"""

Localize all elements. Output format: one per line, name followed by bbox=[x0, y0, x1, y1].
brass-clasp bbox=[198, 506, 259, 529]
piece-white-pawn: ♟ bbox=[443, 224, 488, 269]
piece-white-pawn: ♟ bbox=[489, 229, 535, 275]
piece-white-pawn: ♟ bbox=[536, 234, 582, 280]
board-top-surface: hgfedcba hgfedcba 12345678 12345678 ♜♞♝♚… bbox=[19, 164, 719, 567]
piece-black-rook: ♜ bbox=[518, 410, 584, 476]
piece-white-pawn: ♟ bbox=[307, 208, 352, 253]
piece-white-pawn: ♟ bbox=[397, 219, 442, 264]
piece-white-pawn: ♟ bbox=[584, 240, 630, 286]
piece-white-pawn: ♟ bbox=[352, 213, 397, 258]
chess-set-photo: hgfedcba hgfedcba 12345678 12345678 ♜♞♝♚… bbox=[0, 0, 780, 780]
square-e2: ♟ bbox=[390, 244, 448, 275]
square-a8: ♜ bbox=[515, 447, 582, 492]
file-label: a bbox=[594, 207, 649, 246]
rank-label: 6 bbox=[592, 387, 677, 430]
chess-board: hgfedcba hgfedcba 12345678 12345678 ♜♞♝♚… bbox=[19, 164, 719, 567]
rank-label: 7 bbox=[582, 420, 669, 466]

"""

_Work required_: Format every line of the entries above as a Markdown table with the columns Row and Line, numbering the rows in order and leaving out blank lines.

_Solution for this task_:
| Row | Line |
|---|---|
| 1 | Localize all elements. Output format: one per line, name followed by bbox=[x0, y0, x1, y1]. |
| 2 | brass-clasp bbox=[198, 506, 259, 529] |
| 3 | piece-white-pawn: ♟ bbox=[443, 224, 488, 269] |
| 4 | piece-white-pawn: ♟ bbox=[489, 229, 535, 275] |
| 5 | piece-white-pawn: ♟ bbox=[536, 234, 582, 280] |
| 6 | board-top-surface: hgfedcba hgfedcba 12345678 12345678 ♜♞♝♚… bbox=[19, 164, 719, 567] |
| 7 | piece-black-rook: ♜ bbox=[518, 410, 584, 476] |
| 8 | piece-white-pawn: ♟ bbox=[307, 208, 352, 253] |
| 9 | piece-white-pawn: ♟ bbox=[397, 219, 442, 264] |
| 10 | piece-white-pawn: ♟ bbox=[584, 240, 630, 286] |
| 11 | piece-white-pawn: ♟ bbox=[352, 213, 397, 258] |
| 12 | chess-set-photo: hgfedcba hgfedcba 12345678 12345678 ♜♞♝♚… bbox=[0, 0, 780, 780] |
| 13 | square-e2: ♟ bbox=[390, 244, 448, 275] |
| 14 | square-a8: ♜ bbox=[515, 447, 582, 492] |
| 15 | file-label: a bbox=[594, 207, 649, 246] |
| 16 | rank-label: 6 bbox=[592, 387, 677, 430] |
| 17 | chess-board: hgfedcba hgfedcba 12345678 12345678 ♜♞♝♚… bbox=[19, 164, 719, 567] |
| 18 | rank-label: 7 bbox=[582, 420, 669, 466] |